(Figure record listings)
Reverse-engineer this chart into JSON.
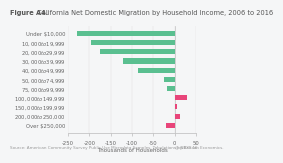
{
  "title_bold": "Figure A4.",
  "title_regular": " California Net Domestic Migration by Household Income, 2006 to 2016",
  "categories": [
    "Under $10,000",
    "$10,000 to $19,999",
    "$20,000 to $29,999",
    "$30,000 to $39,999",
    "$40,000 to $49,999",
    "$50,000 to $74,999",
    "$75,000 to $99,999",
    "$100,000 to $149,999",
    "$150,000 to $199,999",
    "$200,000 to $250,000",
    "Over $250,000"
  ],
  "values": [
    -230,
    -195,
    -175,
    -120,
    -85,
    -25,
    -18,
    28,
    5,
    12,
    -20
  ],
  "bar_colors": [
    "#5abf90",
    "#5abf90",
    "#5abf90",
    "#5abf90",
    "#5abf90",
    "#5abf90",
    "#5abf90",
    "#e8457a",
    "#e8457a",
    "#e8457a",
    "#e8457a"
  ],
  "xlabel": "Thousands of Households",
  "xlim": [
    -250,
    50
  ],
  "xticks": [
    -250,
    -200,
    -150,
    -100,
    -50,
    0,
    50
  ],
  "footnote": "Source: American Community Survey Public Use Microdata Samples. Tabulations by Beacon Economics.",
  "logo": "@ NEXT 16",
  "background_color": "#f5f6f7",
  "title_color": "#555555",
  "bar_height": 0.55,
  "tick_fontsize": 3.8,
  "label_fontsize": 4.0,
  "title_fontsize": 4.8,
  "footnote_fontsize": 3.0
}
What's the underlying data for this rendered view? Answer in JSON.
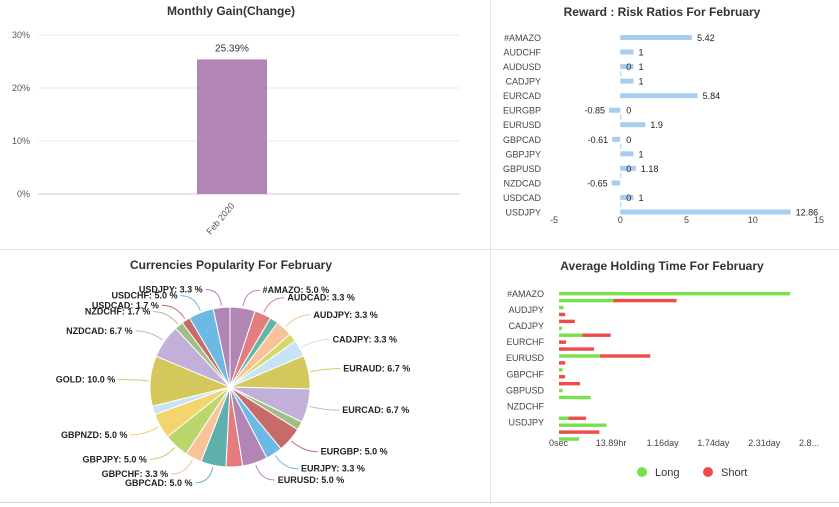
{
  "chart_data": [
    {
      "id": "monthly",
      "type": "bar",
      "title": "Monthly Gain(Change)",
      "categories": [
        "Feb 2020"
      ],
      "values": [
        25.39
      ],
      "value_labels": [
        "25.39%"
      ],
      "y_ticks": [
        "0%",
        "10%",
        "20%",
        "30%"
      ],
      "ylim": [
        0,
        30
      ],
      "grid": true,
      "colors": {
        "bar": "#b286b4",
        "grid": "#e8e8e8"
      }
    },
    {
      "id": "reward",
      "type": "bar",
      "orientation": "horizontal",
      "title": "Reward : Risk Ratios For February",
      "categories": [
        "#AMAZO",
        "AUDCHF",
        "AUDUSD",
        "CADJPY",
        "EURCAD",
        "EURGBP",
        "EURUSD",
        "GBPCAD",
        "GBPJPY",
        "GBPUSD",
        "NZDCAD",
        "USDCAD",
        "USDJPY"
      ],
      "series": [
        {
          "values": [
            5.42,
            1,
            1,
            1,
            5.84,
            -0.85,
            1.9,
            -0.61,
            1,
            1.18,
            -0.65,
            1,
            12.86
          ],
          "labels": [
            "5.42",
            "1",
            "1",
            "1",
            "5.84",
            "-0.85",
            "1.9",
            "-0.61",
            "1",
            "1.18",
            "-0.65",
            "1",
            "12.86"
          ]
        },
        {
          "values": [
            null,
            null,
            0,
            null,
            null,
            0,
            null,
            0,
            null,
            0,
            null,
            0,
            null
          ],
          "labels": [
            "",
            "",
            "0",
            "",
            "",
            "0",
            "",
            "0",
            "",
            "0",
            "",
            "0",
            ""
          ]
        }
      ],
      "x_ticks": [
        "-5",
        "0",
        "5",
        "10",
        "15"
      ],
      "xlim": [
        -5,
        15
      ],
      "colors": {
        "bar": "#a8cdee"
      }
    },
    {
      "id": "popularity",
      "type": "pie",
      "title": "Currencies Popularity For February",
      "slices": [
        {
          "label": "#AMAZO: 5.0 %",
          "value": 5.0,
          "color": "#b286b4"
        },
        {
          "label": "AUDCAD: 3.3 %",
          "value": 3.3,
          "color": "#e57c80"
        },
        {
          "label": "",
          "value": 1.7,
          "color": "#66b3a7"
        },
        {
          "label": "AUDJPY: 3.3 %",
          "value": 3.3,
          "color": "#f8c39b"
        },
        {
          "label": "",
          "value": 1.7,
          "color": "#d4d86a"
        },
        {
          "label": "CADJPY: 3.3 %",
          "value": 3.3,
          "color": "#c8e2f6"
        },
        {
          "label": "EURAUD: 6.7 %",
          "value": 6.7,
          "color": "#d4c85c"
        },
        {
          "label": "EURCAD: 6.7 %",
          "value": 6.7,
          "color": "#c2b0d8"
        },
        {
          "label": "",
          "value": 1.7,
          "color": "#9fbf86"
        },
        {
          "label": "EURGBP: 5.0 %",
          "value": 5.0,
          "color": "#c76a6a"
        },
        {
          "label": "EURJPY: 3.3 %",
          "value": 3.3,
          "color": "#6cb9e6"
        },
        {
          "label": "EURUSD: 5.0 %",
          "value": 5.0,
          "color": "#b286b4"
        },
        {
          "label": "",
          "value": 3.3,
          "color": "#e57c80"
        },
        {
          "label": "GBPCAD: 5.0 %",
          "value": 5.0,
          "color": "#5fb0ad"
        },
        {
          "label": "GBPCHF: 3.3 %",
          "value": 3.3,
          "color": "#f8c39b"
        },
        {
          "label": "GBPJPY: 5.0 %",
          "value": 5.0,
          "color": "#bcd66e"
        },
        {
          "label": "GBPNZD: 5.0 %",
          "value": 5.0,
          "color": "#f3d56e"
        },
        {
          "label": "",
          "value": 1.7,
          "color": "#c8e2f6"
        },
        {
          "label": "GOLD: 10.0 %",
          "value": 10.0,
          "color": "#d4c85c"
        },
        {
          "label": "NZDCAD: 6.7 %",
          "value": 6.7,
          "color": "#c2b0d8"
        },
        {
          "label": "NZDCHF: 1.7 %",
          "value": 1.7,
          "color": "#9fbf86"
        },
        {
          "label": "USDCAD: 1.7 %",
          "value": 1.7,
          "color": "#c76a6a"
        },
        {
          "label": "USDCHF: 5.0 %",
          "value": 5.0,
          "color": "#6cb9e6"
        },
        {
          "label": "USDJPY: 3.3 %",
          "value": 3.3,
          "color": "#b286b4"
        }
      ]
    },
    {
      "id": "holding",
      "type": "bar",
      "orientation": "horizontal",
      "title": "Average Holding Time For February",
      "category_labels": [
        "#AMAZO",
        "AUDJPY",
        "CADJPY",
        "EURCHF",
        "EURUSD",
        "GBPCHF",
        "GBPUSD",
        "NZDCHF",
        "USDJPY"
      ],
      "rows": [
        {
          "long": 2.63,
          "short": 0
        },
        {
          "long": 0.63,
          "short": 0.72
        },
        {
          "long": 0.05,
          "short": 0
        },
        {
          "long": 0.04,
          "short": 0.07
        },
        {
          "long": 0.02,
          "short": 0.18
        },
        {
          "long": 0.02,
          "short": 0
        },
        {
          "long": 0.28,
          "short": 0.32
        },
        {
          "long": 0.05,
          "short": 0.08
        },
        {
          "long": 0.05,
          "short": 0.4
        },
        {
          "long": 0.48,
          "short": 0.57
        },
        {
          "long": 0.02,
          "short": 0.07
        },
        {
          "long": 0.04,
          "short": 0
        },
        {
          "long": 0.02,
          "short": 0.07
        },
        {
          "long": 0.02,
          "short": 0.24
        },
        {
          "long": 0.04,
          "short": 0
        },
        {
          "long": 0.36,
          "short": 0
        },
        {
          "long": 0,
          "short": 0
        },
        {
          "long": 0,
          "short": 0
        },
        {
          "long": 0.12,
          "short": 0.2
        },
        {
          "long": 0.54,
          "short": 0
        },
        {
          "long": 0.03,
          "short": 0.46
        },
        {
          "long": 0.23,
          "short": 0
        }
      ],
      "x_ticks": [
        "0sec",
        "13.89hr",
        "1.16day",
        "1.74day",
        "2.31day",
        "2.8..."
      ],
      "xlim": [
        0,
        2.89
      ],
      "legend": [
        {
          "name": "Long",
          "color": "#78e04a"
        },
        {
          "name": "Short",
          "color": "#ef4b4b"
        }
      ],
      "legend_position": "bottom"
    }
  ]
}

(SHORT EXERCISE) Retype all entries exactly as they appear, dropping the images.

(EXERCISE SOLUTION)
Reverse-engineer this chart into JSON.
{
  "title_bold": "Figure A4.",
  "title_regular": " California Net Domestic Migration by Household Income, 2006 to 2016",
  "categories": [
    "Under $10,000",
    "$10,000 to $19,999",
    "$20,000 to $29,999",
    "$30,000 to $39,999",
    "$40,000 to $49,999",
    "$50,000 to $74,999",
    "$75,000 to $99,999",
    "$100,000 to $149,999",
    "$150,000 to $199,999",
    "$200,000 to $250,000",
    "Over $250,000"
  ],
  "values": [
    -230,
    -195,
    -175,
    -120,
    -85,
    -25,
    -18,
    28,
    5,
    12,
    -20
  ],
  "bar_colors": [
    "#5abf90",
    "#5abf90",
    "#5abf90",
    "#5abf90",
    "#5abf90",
    "#5abf90",
    "#5abf90",
    "#e8457a",
    "#e8457a",
    "#e8457a",
    "#e8457a"
  ],
  "xlabel": "Thousands of Households",
  "xlim": [
    -250,
    50
  ],
  "xticks": [
    -250,
    -200,
    -150,
    -100,
    -50,
    0,
    50
  ],
  "footnote": "Source: American Community Survey Public Use Microdata Samples. Tabulations by Beacon Economics.",
  "logo": "@ NEXT 16",
  "background_color": "#f5f6f7",
  "title_color": "#555555",
  "bar_height": 0.55,
  "tick_fontsize": 3.8,
  "label_fontsize": 4.0,
  "title_fontsize": 4.8,
  "footnote_fontsize": 3.0
}
What's the underlying data for this rendered view? Answer in JSON.
{
  "chart_data": [
    {
      "id": "monthly",
      "type": "bar",
      "title": "Monthly Gain(Change)",
      "categories": [
        "Feb 2020"
      ],
      "values": [
        25.39
      ],
      "value_labels": [
        "25.39%"
      ],
      "y_ticks": [
        "0%",
        "10%",
        "20%",
        "30%"
      ],
      "ylim": [
        0,
        30
      ],
      "grid": true,
      "colors": {
        "bar": "#b286b4",
        "grid": "#e8e8e8"
      }
    },
    {
      "id": "reward",
      "type": "bar",
      "orientation": "horizontal",
      "title": "Reward : Risk Ratios For February",
      "categories": [
        "#AMAZO",
        "AUDCHF",
        "AUDUSD",
        "CADJPY",
        "EURCAD",
        "EURGBP",
        "EURUSD",
        "GBPCAD",
        "GBPJPY",
        "GBPUSD",
        "NZDCAD",
        "USDCAD",
        "USDJPY"
      ],
      "series": [
        {
          "values": [
            5.42,
            1,
            1,
            1,
            5.84,
            -0.85,
            1.9,
            -0.61,
            1,
            1.18,
            -0.65,
            1,
            12.86
          ],
          "labels": [
            "5.42",
            "1",
            "1",
            "1",
            "5.84",
            "-0.85",
            "1.9",
            "-0.61",
            "1",
            "1.18",
            "-0.65",
            "1",
            "12.86"
          ]
        },
        {
          "values": [
            null,
            null,
            0,
            null,
            null,
            0,
            null,
            0,
            null,
            0,
            null,
            0,
            null
          ],
          "labels": [
            "",
            "",
            "0",
            "",
            "",
            "0",
            "",
            "0",
            "",
            "0",
            "",
            "0",
            ""
          ]
        }
      ],
      "x_ticks": [
        "-5",
        "0",
        "5",
        "10",
        "15"
      ],
      "xlim": [
        -5,
        15
      ],
      "colors": {
        "bar": "#a8cdee"
      }
    },
    {
      "id": "popularity",
      "type": "pie",
      "title": "Currencies Popularity For February",
      "slices": [
        {
          "label": "#AMAZO: 5.0 %",
          "value": 5.0,
          "color": "#b286b4"
        },
        {
          "label": "AUDCAD: 3.3 %",
          "value": 3.3,
          "color": "#e57c80"
        },
        {
          "label": "",
          "value": 1.7,
          "color": "#66b3a7"
        },
        {
          "label": "AUDJPY: 3.3 %",
          "value": 3.3,
          "color": "#f8c39b"
        },
        {
          "label": "",
          "value": 1.7,
          "color": "#d4d86a"
        },
        {
          "label": "CADJPY: 3.3 %",
          "value": 3.3,
          "color": "#c8e2f6"
        },
        {
          "label": "EURAUD: 6.7 %",
          "value": 6.7,
          "color": "#d4c85c"
        },
        {
          "label": "EURCAD: 6.7 %",
          "value": 6.7,
          "color": "#c2b0d8"
        },
        {
          "label": "",
          "value": 1.7,
          "color": "#9fbf86"
        },
        {
          "label": "EURGBP: 5.0 %",
          "value": 5.0,
          "color": "#c76a6a"
        },
        {
          "label": "EURJPY: 3.3 %",
          "value": 3.3,
          "color": "#6cb9e6"
        },
        {
          "label": "EURUSD: 5.0 %",
          "value": 5.0,
          "color": "#b286b4"
        },
        {
          "label": "",
          "value": 3.3,
          "color": "#e57c80"
        },
        {
          "label": "GBPCAD: 5.0 %",
          "value": 5.0,
          "color": "#5fb0ad"
        },
        {
          "label": "GBPCHF: 3.3 %",
          "value": 3.3,
          "color": "#f8c39b"
        },
        {
          "label": "GBPJPY: 5.0 %",
          "value": 5.0,
          "color": "#bcd66e"
        },
        {
          "label": "GBPNZD: 5.0 %",
          "value": 5.0,
          "color": "#f3d56e"
        },
        {
          "label": "",
          "value": 1.7,
          "color": "#c8e2f6"
        },
        {
          "label": "GOLD: 10.0 %",
          "value": 10.0,
          "color": "#d4c85c"
        },
        {
          "label": "NZDCAD: 6.7 %",
          "value": 6.7,
          "color": "#c2b0d8"
        },
        {
          "label": "NZDCHF: 1.7 %",
          "value": 1.7,
          "color": "#9fbf86"
        },
        {
          "label": "USDCAD: 1.7 %",
          "value": 1.7,
          "color": "#c76a6a"
        },
        {
          "label": "USDCHF: 5.0 %",
          "value": 5.0,
          "color": "#6cb9e6"
        },
        {
          "label": "USDJPY: 3.3 %",
          "value": 3.3,
          "color": "#b286b4"
        }
      ]
    },
    {
      "id": "holding",
      "type": "bar",
      "orientation": "horizontal",
      "title": "Average Holding Time For February",
      "category_labels": [
        "#AMAZO",
        "AUDJPY",
        "CADJPY",
        "EURCHF",
        "EURUSD",
        "GBPCHF",
        "GBPUSD",
        "NZDCHF",
        "USDJPY"
      ],
      "rows": [
        {
          "long": 2.63,
          "short": 0
        },
        {
          "long": 0.63,
          "short": 0.72
        },
        {
          "long": 0.05,
          "short": 0
        },
        {
          "long": 0.04,
          "short": 0.07
        },
        {
          "long": 0.02,
          "short": 0.18
        },
        {
          "long": 0.02,
          "short": 0
        },
        {
          "long": 0.28,
          "short": 0.32
        },
        {
          "long": 0.05,
          "short": 0.08
        },
        {
          "long": 0.05,
          "short": 0.4
        },
        {
          "long": 0.48,
          "short": 0.57
        },
        {
          "long": 0.02,
          "short": 0.07
        },
        {
          "long": 0.04,
          "short": 0
        },
        {
          "long": 0.02,
          "short": 0.07
        },
        {
          "long": 0.02,
          "short": 0.24
        },
        {
          "long": 0.04,
          "short": 0
        },
        {
          "long": 0.36,
          "short": 0
        },
        {
          "long": 0,
          "short": 0
        },
        {
          "long": 0,
          "short": 0
        },
        {
          "long": 0.12,
          "short": 0.2
        },
        {
          "long": 0.54,
          "short": 0
        },
        {
          "long": 0.03,
          "short": 0.46
        },
        {
          "long": 0.23,
          "short": 0
        }
      ],
      "x_ticks": [
        "0sec",
        "13.89hr",
        "1.16day",
        "1.74day",
        "2.31day",
        "2.8..."
      ],
      "xlim": [
        0,
        2.89
      ],
      "legend": [
        {
          "name": "Long",
          "color": "#78e04a"
        },
        {
          "name": "Short",
          "color": "#ef4b4b"
        }
      ],
      "legend_position": "bottom"
    }
  ]
}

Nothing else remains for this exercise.